### What to produce
Report how many lines contain the word "raised"; answer with the number only.

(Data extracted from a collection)
start
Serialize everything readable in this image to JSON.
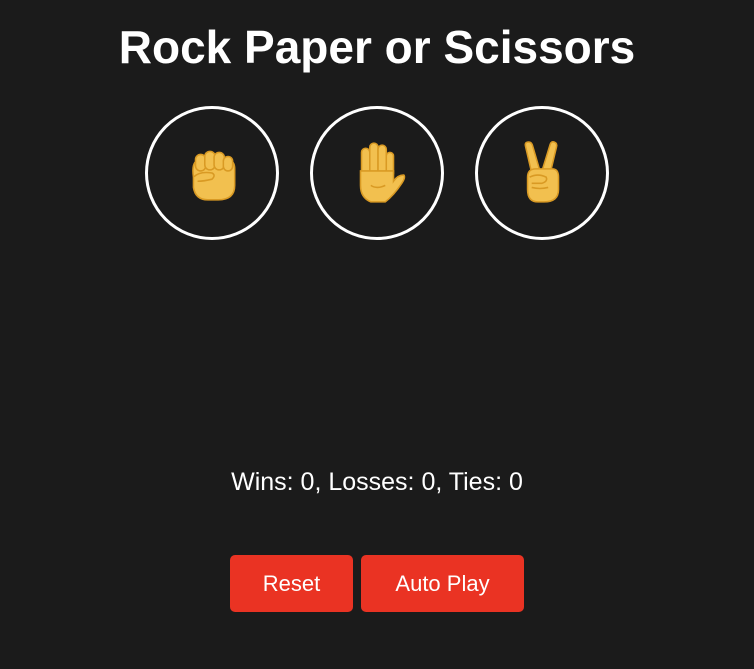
{
  "title": "Rock Paper or Scissors",
  "moves": [
    {
      "name": "rock",
      "icon": "raised-fist-icon"
    },
    {
      "name": "paper",
      "icon": "raised-hand-icon"
    },
    {
      "name": "scissors",
      "icon": "victory-hand-icon"
    }
  ],
  "score": {
    "text": "Wins: 0, Losses: 0, Ties: 0",
    "wins": 0,
    "losses": 0,
    "ties": 0
  },
  "controls": {
    "reset_label": "Reset",
    "auto_play_label": "Auto Play"
  },
  "colors": {
    "background": "#1b1b1b",
    "button_red": "#ea3323",
    "emoji_yellow": "#f2c04f",
    "emoji_line": "#d99a24"
  }
}
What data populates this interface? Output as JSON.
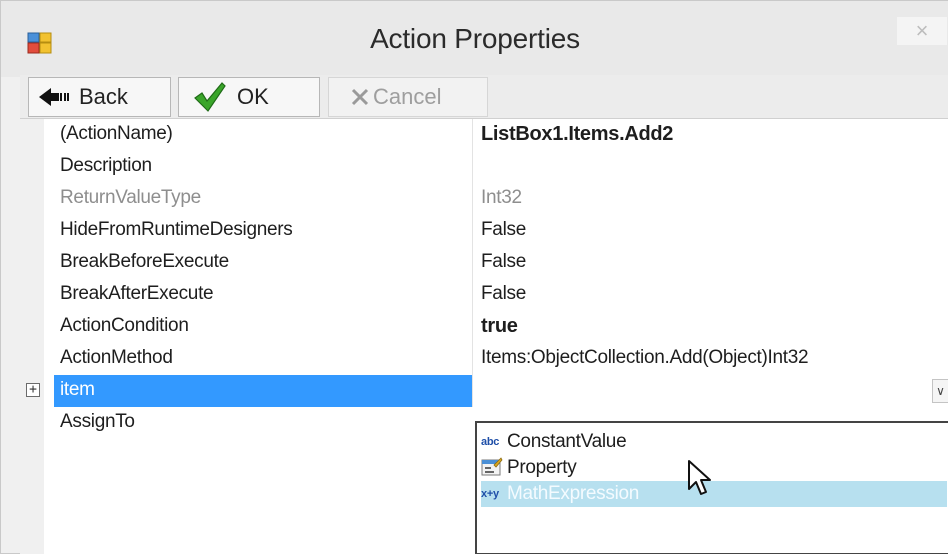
{
  "window": {
    "title": "Action Properties",
    "close_glyph": "×"
  },
  "toolbar": {
    "back_label": "Back",
    "ok_label": "OK",
    "cancel_label": "Cancel"
  },
  "properties": [
    {
      "name": "(ActionName)",
      "value": "ListBox1.Items.Add2",
      "style": "bold"
    },
    {
      "name": "Description",
      "value": ""
    },
    {
      "name": "ReturnValueType",
      "value": "Int32",
      "style": "gray"
    },
    {
      "name": "HideFromRuntimeDesigners",
      "value": "False"
    },
    {
      "name": "BreakBeforeExecute",
      "value": "False"
    },
    {
      "name": "BreakAfterExecute",
      "value": "False"
    },
    {
      "name": "ActionCondition",
      "value": "true",
      "style": "bold"
    },
    {
      "name": "ActionMethod",
      "value": "Items:ObjectCollection.Add(Object)Int32"
    },
    {
      "name": "item",
      "value": "",
      "selected": true,
      "expander": "+"
    },
    {
      "name": "AssignTo",
      "value": ""
    }
  ],
  "dropdown": {
    "arrow_glyph": "∨",
    "items": [
      {
        "label": "ConstantValue",
        "icon_text": "abc",
        "icon": "abc-constant-icon"
      },
      {
        "label": "Property",
        "icon_text": "",
        "icon": "property-icon"
      },
      {
        "label": "MathExpression",
        "icon_text": "x+y",
        "icon": "math-expression-icon",
        "highlighted": true
      }
    ]
  },
  "colors": {
    "selection": "#3399ff",
    "highlight": "#b7e0ef"
  }
}
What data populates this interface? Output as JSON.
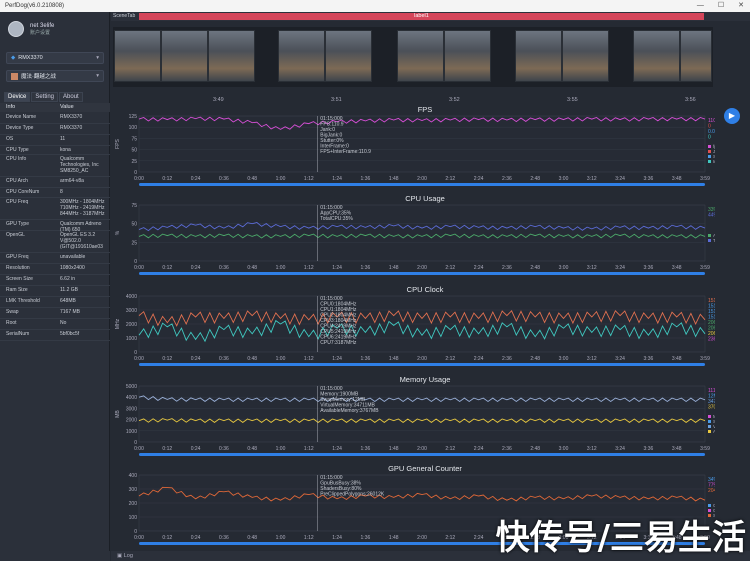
{
  "window": {
    "title": "PerfDog(v6.0.210808)",
    "controls": [
      "—",
      "☐",
      "✕"
    ]
  },
  "user": {
    "name": "net 3elife",
    "sub": "账户设置"
  },
  "device_select": {
    "value": "RMX3370"
  },
  "app_select": {
    "value": "魔法·翻越之战"
  },
  "tabs": [
    "Device",
    "Setting",
    "About"
  ],
  "info_header": {
    "key": "Info",
    "value": "Value"
  },
  "info_rows": [
    {
      "k": "Device Name",
      "v": "RMX3370"
    },
    {
      "k": "Device Type",
      "v": "RMX3370"
    },
    {
      "k": "OS",
      "v": "11"
    },
    {
      "k": "CPU Type",
      "v": "kona"
    },
    {
      "k": "CPU Info",
      "v": "Qualcomm Technologies, Inc SM8250_AC"
    },
    {
      "k": "CPU Arch",
      "v": "arm64-v8a"
    },
    {
      "k": "CPU CoreNum",
      "v": "8"
    },
    {
      "k": "CPU Freq",
      "v": "300MHz - 1804MHz 710MHz - 2419MHz 844MHz - 3187MHz"
    },
    {
      "k": "GPU Type",
      "v": "Qualcomm Adreno (TM) 650"
    },
    {
      "k": "OpenGL",
      "v": "OpenGL ES 3.2 V@502.0 (GIT@191610ae03"
    },
    {
      "k": "GPU Freq",
      "v": "unavailable"
    },
    {
      "k": "Resolution",
      "v": "1080x2400"
    },
    {
      "k": "Screen Size",
      "v": "6.62 in"
    },
    {
      "k": "Ram Size",
      "v": "11.2 GB"
    },
    {
      "k": "LMK Threshold",
      "v": "648MB"
    },
    {
      "k": "Swap",
      "v": "7167 MB"
    },
    {
      "k": "Root",
      "v": "No"
    },
    {
      "k": "SerialNum",
      "v": "5bf0bc5f"
    }
  ],
  "scene": {
    "tab_label": "SceneTab",
    "label": "label1",
    "times": [
      "3:49",
      "3:51",
      "3:52",
      "3:55",
      "3:56"
    ]
  },
  "time_ticks": [
    "0:00",
    "0:12",
    "0:24",
    "0:36",
    "0:48",
    "1:00",
    "1:12",
    "1:24",
    "1:36",
    "1:48",
    "2:00",
    "2:12",
    "2:24",
    "2:36",
    "2:48",
    "3:00",
    "3:12",
    "3:24",
    "3:36",
    "3:48",
    "3:59"
  ],
  "bottom": {
    "log": "Log"
  },
  "watermark": "快传号/三易生活",
  "colors": {
    "fps": "#d64fd6",
    "jank": "#e8a23a",
    "cpu_app": "#5b6bd6",
    "cpu_total": "#4caa6a",
    "clk_a": "#e07050",
    "clk_b": "#40c8c0",
    "mem": "#e8c840",
    "gpu": "#e06838"
  },
  "chart_data": [
    {
      "type": "line",
      "title": "FPS",
      "ylabel": "FPS",
      "ylim": [
        0,
        125
      ],
      "yticks": [
        0,
        25,
        50,
        75,
        100,
        125
      ],
      "tooltip": [
        "01:15:000",
        "FPS:110.9",
        "Jank:0",
        "BigJank:0",
        "Stutter:0%",
        "InterFrame:0",
        "FPS+InterFrame:110.9"
      ],
      "legend_values": [
        "110.9",
        "0",
        "0.00",
        "0"
      ],
      "legend": [
        "fps",
        "Jank(HESB)",
        "Stutter(HESB)",
        "InterFrame"
      ],
      "series": [
        {
          "name": "fps",
          "values": [
            118,
            117,
            119,
            118,
            110,
            95,
            108,
            112,
            114,
            116,
            115,
            116,
            117,
            116,
            117,
            117,
            118,
            117,
            118,
            118,
            118
          ]
        }
      ]
    },
    {
      "type": "line",
      "title": "CPU Usage",
      "ylabel": "%",
      "ylim": [
        0,
        75
      ],
      "yticks": [
        0,
        25,
        50,
        75
      ],
      "tooltip": [
        "01:15:000",
        "AppCPU:35%",
        "TotalCPU:35%"
      ],
      "legend_values": [
        "33%",
        "44%"
      ],
      "legend": [
        "AppCPU",
        "TotalCPU"
      ],
      "series": [
        {
          "name": "AppCPU",
          "values": [
            42,
            45,
            48,
            44,
            50,
            46,
            44,
            46,
            45,
            47,
            44,
            46,
            45,
            44,
            46,
            44,
            43,
            45,
            44,
            46,
            44
          ]
        },
        {
          "name": "TotalCPU",
          "values": [
            33,
            34,
            33,
            34,
            33,
            33,
            34,
            33,
            34,
            33,
            33,
            34,
            33,
            33,
            34,
            33,
            33,
            34,
            33,
            33,
            33
          ]
        }
      ]
    },
    {
      "type": "line",
      "title": "CPU Clock",
      "ylabel": "MHz",
      "ylim": [
        0,
        4000
      ],
      "yticks": [
        0,
        1000,
        2000,
        3000,
        4000
      ],
      "tooltip": [
        "01:15:000",
        "CPU0:1804MHz",
        "CPU1:1804MHz",
        "CPU2:1804MHz",
        "CPU3:1804MHz",
        "CPU4:2419MHz",
        "CPU5:2419MHz",
        "CPU6:2419MHz",
        "CPU7:3187MHz"
      ],
      "legend_values": [
        "1516MHz",
        "1516MHz",
        "1516MHz",
        "1516MHz",
        "2064MHz",
        "2064MHz",
        "2064MHz",
        "2361MHz"
      ],
      "legend": [],
      "series": [
        {
          "name": "",
          "values": [
            2600,
            2100,
            2500,
            2400,
            2600,
            2400,
            2300,
            2500,
            2400,
            2600,
            2400,
            2500,
            2400,
            2600,
            2500,
            2400,
            2500,
            2600,
            2400,
            2500,
            2300
          ]
        },
        {
          "name": "",
          "values": [
            1200,
            1800,
            900,
            1600,
            1300,
            2000,
            1100,
            1700,
            1400,
            1900,
            1200,
            1600,
            1300,
            1800,
            1100,
            1700,
            1400,
            1600,
            1200,
            1800,
            1300
          ]
        }
      ]
    },
    {
      "type": "line",
      "title": "Memory Usage",
      "ylabel": "MB",
      "ylim": [
        0,
        5000
      ],
      "yticks": [
        0,
        1000,
        2000,
        3000,
        4000,
        5000
      ],
      "tooltip": [
        "01:15:000",
        "Memory:1900MB",
        "SwapMemory:12MB",
        "VirtualMemory:34711MB",
        "AvailableMemory:3767MB"
      ],
      "legend_values": [
        "1119MB",
        "12MB",
        "3472MB",
        "3709MB"
      ],
      "legend": [
        "Memory",
        "SwapMemory",
        "VirtualMemory",
        "AvailableMe..."
      ],
      "series": [
        {
          "name": "Memory",
          "values": [
            1900,
            1950,
            1900,
            1900,
            1900,
            1900,
            1900,
            1900,
            1900,
            1900,
            1900,
            1900,
            1900,
            1900,
            1900,
            1900,
            1900,
            1900,
            1900,
            1900,
            1900
          ]
        },
        {
          "name": "AvailableMemory",
          "values": [
            4000,
            3800,
            3780,
            3770,
            3770,
            3770,
            3770,
            3770,
            3770,
            3770,
            3770,
            3770,
            3770,
            3770,
            3770,
            3770,
            3770,
            3770,
            3770,
            3770,
            3770
          ]
        }
      ]
    },
    {
      "type": "line",
      "title": "GPU General Counter",
      "ylabel": "",
      "ylim": [
        0,
        400
      ],
      "yticks": [
        0,
        100,
        200,
        300,
        400
      ],
      "tooltip": [
        "01:15:000",
        "GpuBusBusy:38%",
        "ShadersBusy:80%",
        "PreClippedPolygons:26012K"
      ],
      "legend_values": [
        "34%",
        "77%",
        "20452K"
      ],
      "legend": [
        "GpuUtilization",
        "GpuBusBusy",
        "ShadersBusy"
      ],
      "series": [
        {
          "name": "",
          "values": [
            250,
            310,
            230,
            280,
            240,
            220,
            260,
            230,
            250,
            240,
            260,
            230,
            250,
            220,
            240,
            230,
            250,
            240,
            230,
            240,
            220
          ]
        }
      ]
    }
  ]
}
end
### The output
2